* **What the task requires**
Images excluded, repeat each entry below exactly.

* **Saved data entries**
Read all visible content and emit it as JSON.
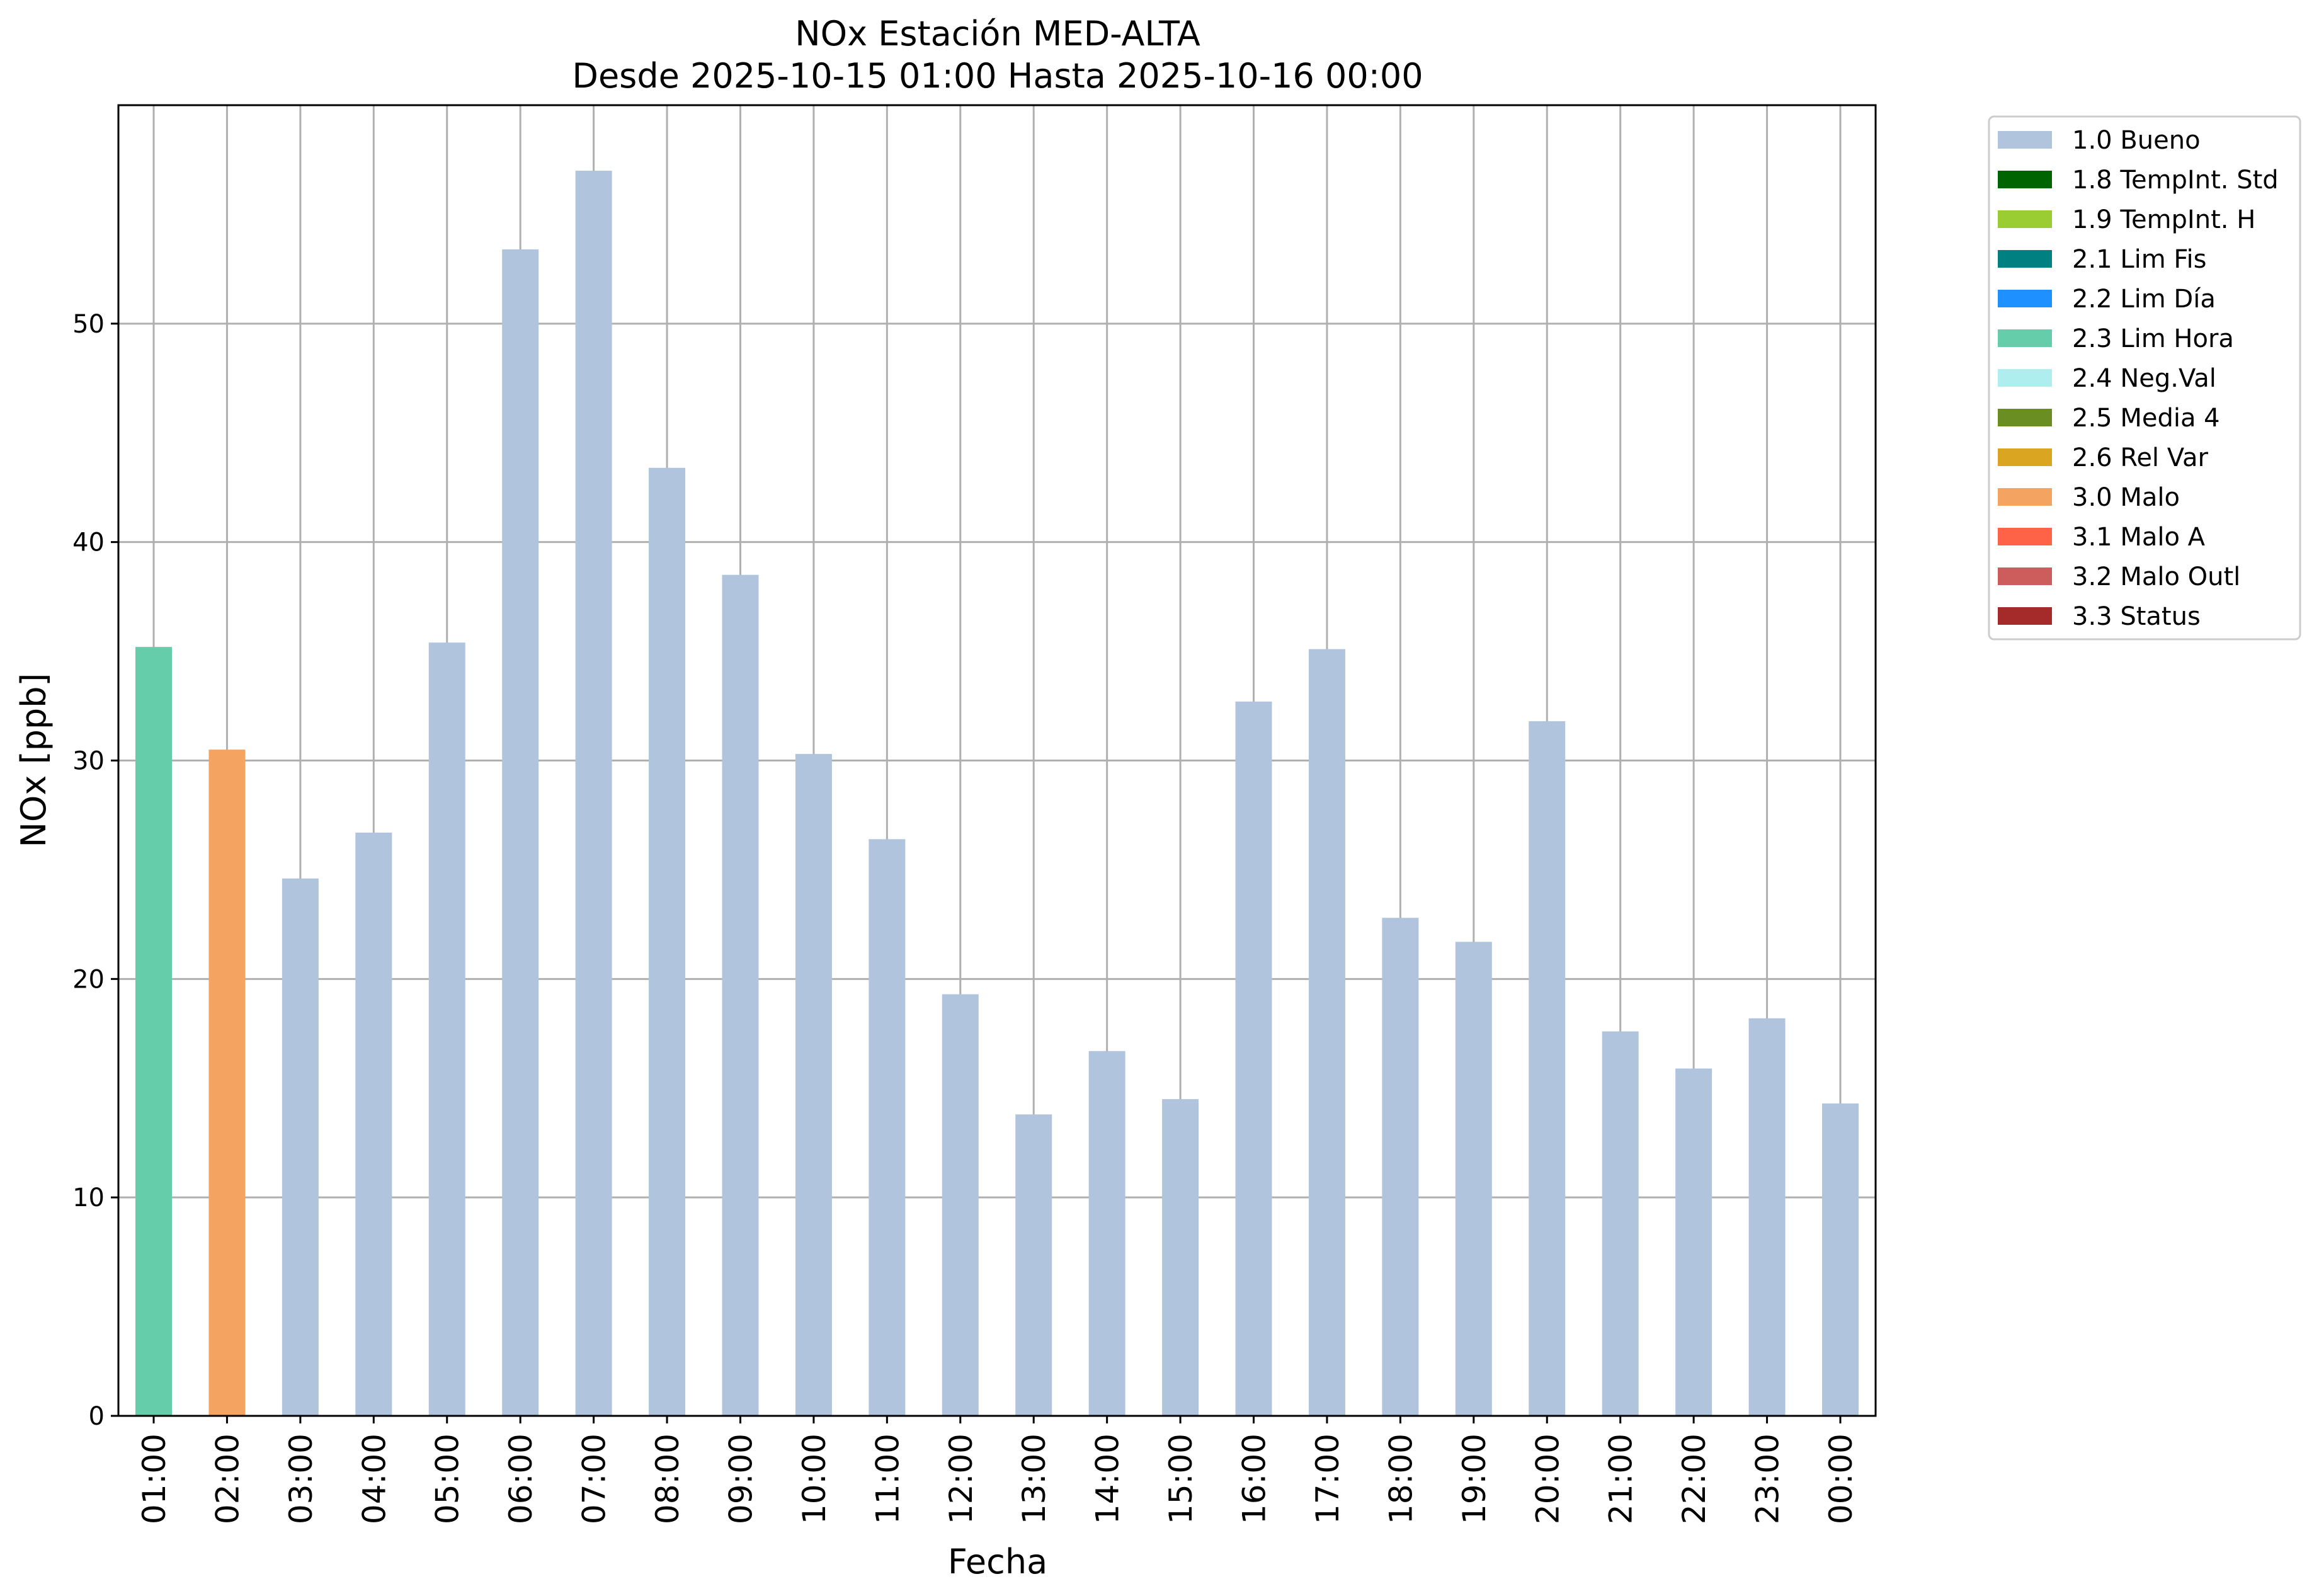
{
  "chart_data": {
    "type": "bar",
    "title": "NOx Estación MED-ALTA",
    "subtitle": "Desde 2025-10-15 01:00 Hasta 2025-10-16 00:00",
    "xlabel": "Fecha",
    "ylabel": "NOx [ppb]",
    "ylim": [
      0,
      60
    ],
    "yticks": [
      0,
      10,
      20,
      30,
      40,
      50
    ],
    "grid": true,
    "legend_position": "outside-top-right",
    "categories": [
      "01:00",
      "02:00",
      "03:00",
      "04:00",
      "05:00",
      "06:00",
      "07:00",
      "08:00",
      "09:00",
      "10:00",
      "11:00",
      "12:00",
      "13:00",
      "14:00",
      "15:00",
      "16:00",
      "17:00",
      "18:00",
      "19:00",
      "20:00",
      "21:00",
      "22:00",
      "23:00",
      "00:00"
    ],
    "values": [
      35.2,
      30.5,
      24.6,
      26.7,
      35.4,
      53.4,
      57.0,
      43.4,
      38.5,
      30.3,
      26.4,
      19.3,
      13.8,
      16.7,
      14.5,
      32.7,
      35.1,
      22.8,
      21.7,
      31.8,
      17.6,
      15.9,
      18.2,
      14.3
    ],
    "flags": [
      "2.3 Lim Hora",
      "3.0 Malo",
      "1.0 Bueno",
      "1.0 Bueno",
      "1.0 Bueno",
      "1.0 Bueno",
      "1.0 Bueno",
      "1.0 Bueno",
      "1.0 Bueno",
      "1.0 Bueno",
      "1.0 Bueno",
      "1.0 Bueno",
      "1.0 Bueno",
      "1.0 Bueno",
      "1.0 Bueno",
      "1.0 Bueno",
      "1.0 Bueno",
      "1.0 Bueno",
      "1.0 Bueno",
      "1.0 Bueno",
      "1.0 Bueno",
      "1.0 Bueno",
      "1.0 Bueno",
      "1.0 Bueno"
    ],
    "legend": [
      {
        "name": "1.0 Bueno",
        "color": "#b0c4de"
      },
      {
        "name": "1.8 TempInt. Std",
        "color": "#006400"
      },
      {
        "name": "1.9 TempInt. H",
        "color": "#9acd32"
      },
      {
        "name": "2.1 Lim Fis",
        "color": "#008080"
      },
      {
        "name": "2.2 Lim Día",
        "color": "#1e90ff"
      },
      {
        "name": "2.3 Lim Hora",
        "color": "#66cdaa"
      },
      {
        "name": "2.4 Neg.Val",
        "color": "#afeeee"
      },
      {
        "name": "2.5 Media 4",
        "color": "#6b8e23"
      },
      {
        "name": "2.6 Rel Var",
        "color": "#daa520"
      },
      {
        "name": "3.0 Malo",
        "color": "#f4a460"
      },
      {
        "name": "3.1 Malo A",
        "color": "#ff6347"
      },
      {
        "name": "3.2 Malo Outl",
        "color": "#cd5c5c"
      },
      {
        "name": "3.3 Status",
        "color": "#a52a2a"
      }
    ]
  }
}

* **Response**
Read all visible content and emit it as JSON.
{
  "chart_data": {
    "type": "bar",
    "title": "NOx Estación MED-ALTA",
    "subtitle": "Desde 2025-10-15 01:00 Hasta 2025-10-16 00:00",
    "xlabel": "Fecha",
    "ylabel": "NOx [ppb]",
    "ylim": [
      0,
      60
    ],
    "yticks": [
      0,
      10,
      20,
      30,
      40,
      50
    ],
    "grid": true,
    "legend_position": "outside-top-right",
    "categories": [
      "01:00",
      "02:00",
      "03:00",
      "04:00",
      "05:00",
      "06:00",
      "07:00",
      "08:00",
      "09:00",
      "10:00",
      "11:00",
      "12:00",
      "13:00",
      "14:00",
      "15:00",
      "16:00",
      "17:00",
      "18:00",
      "19:00",
      "20:00",
      "21:00",
      "22:00",
      "23:00",
      "00:00"
    ],
    "values": [
      35.2,
      30.5,
      24.6,
      26.7,
      35.4,
      53.4,
      57.0,
      43.4,
      38.5,
      30.3,
      26.4,
      19.3,
      13.8,
      16.7,
      14.5,
      32.7,
      35.1,
      22.8,
      21.7,
      31.8,
      17.6,
      15.9,
      18.2,
      14.3
    ],
    "flags": [
      "2.3 Lim Hora",
      "3.0 Malo",
      "1.0 Bueno",
      "1.0 Bueno",
      "1.0 Bueno",
      "1.0 Bueno",
      "1.0 Bueno",
      "1.0 Bueno",
      "1.0 Bueno",
      "1.0 Bueno",
      "1.0 Bueno",
      "1.0 Bueno",
      "1.0 Bueno",
      "1.0 Bueno",
      "1.0 Bueno",
      "1.0 Bueno",
      "1.0 Bueno",
      "1.0 Bueno",
      "1.0 Bueno",
      "1.0 Bueno",
      "1.0 Bueno",
      "1.0 Bueno",
      "1.0 Bueno",
      "1.0 Bueno"
    ],
    "legend": [
      {
        "name": "1.0 Bueno",
        "color": "#b0c4de"
      },
      {
        "name": "1.8 TempInt. Std",
        "color": "#006400"
      },
      {
        "name": "1.9 TempInt. H",
        "color": "#9acd32"
      },
      {
        "name": "2.1 Lim Fis",
        "color": "#008080"
      },
      {
        "name": "2.2 Lim Día",
        "color": "#1e90ff"
      },
      {
        "name": "2.3 Lim Hora",
        "color": "#66cdaa"
      },
      {
        "name": "2.4 Neg.Val",
        "color": "#afeeee"
      },
      {
        "name": "2.5 Media 4",
        "color": "#6b8e23"
      },
      {
        "name": "2.6 Rel Var",
        "color": "#daa520"
      },
      {
        "name": "3.0 Malo",
        "color": "#f4a460"
      },
      {
        "name": "3.1 Malo A",
        "color": "#ff6347"
      },
      {
        "name": "3.2 Malo Outl",
        "color": "#cd5c5c"
      },
      {
        "name": "3.3 Status",
        "color": "#a52a2a"
      }
    ]
  }
}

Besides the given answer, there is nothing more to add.